• **Problem**: Pick out and copy every line below that has the word "обеспечения".

• **Supplied records**:

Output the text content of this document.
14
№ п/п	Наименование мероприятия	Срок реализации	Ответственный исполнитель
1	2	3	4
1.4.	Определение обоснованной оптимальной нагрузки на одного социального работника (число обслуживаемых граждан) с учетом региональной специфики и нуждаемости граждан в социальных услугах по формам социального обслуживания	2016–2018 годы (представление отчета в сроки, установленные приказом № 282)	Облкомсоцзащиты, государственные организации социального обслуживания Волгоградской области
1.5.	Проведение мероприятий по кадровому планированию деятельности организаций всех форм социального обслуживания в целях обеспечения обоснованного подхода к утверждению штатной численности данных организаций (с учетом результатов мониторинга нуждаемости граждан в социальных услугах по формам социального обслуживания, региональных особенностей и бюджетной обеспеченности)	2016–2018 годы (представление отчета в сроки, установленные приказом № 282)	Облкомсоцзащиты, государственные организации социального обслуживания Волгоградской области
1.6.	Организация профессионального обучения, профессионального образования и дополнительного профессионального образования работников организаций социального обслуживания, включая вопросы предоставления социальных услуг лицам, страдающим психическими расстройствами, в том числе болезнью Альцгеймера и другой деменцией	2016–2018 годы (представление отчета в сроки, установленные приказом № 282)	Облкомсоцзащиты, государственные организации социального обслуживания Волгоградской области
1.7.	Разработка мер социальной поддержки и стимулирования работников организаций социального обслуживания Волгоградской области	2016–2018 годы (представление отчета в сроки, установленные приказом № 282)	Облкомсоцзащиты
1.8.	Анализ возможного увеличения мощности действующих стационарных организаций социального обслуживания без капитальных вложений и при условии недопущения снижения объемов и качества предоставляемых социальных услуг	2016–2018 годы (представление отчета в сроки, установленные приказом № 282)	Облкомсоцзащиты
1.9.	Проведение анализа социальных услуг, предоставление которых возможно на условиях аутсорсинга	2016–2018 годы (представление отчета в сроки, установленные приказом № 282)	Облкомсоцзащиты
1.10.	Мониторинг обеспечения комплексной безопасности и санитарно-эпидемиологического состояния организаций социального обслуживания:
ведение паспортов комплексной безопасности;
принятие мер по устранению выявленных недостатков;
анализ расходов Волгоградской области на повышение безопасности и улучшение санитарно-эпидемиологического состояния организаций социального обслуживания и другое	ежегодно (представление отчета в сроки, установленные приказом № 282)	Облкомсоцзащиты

• **Task answer**:
1.5.	Проведение мероприятий по кадровому планированию деятельности организаций всех форм социального обслуживания в целях обеспечения обоснованного подхода к утверждению штатной численности данных организаций (с учетом результатов мониторинга нуждаемости граждан в социальных услугах по формам социального обслуживания, региональных особенностей и бюджетной обеспеченности)	2016–2018 годы (представление отчета в сроки, установленные приказом № 282)	Облкомсоцзащиты, государственные организации социального обслуживания Волгоградской области
1.10.	Мониторинг обеспечения комплексной безопасности и санитарно-эпидемиологического состояния организаций социального обслуживания:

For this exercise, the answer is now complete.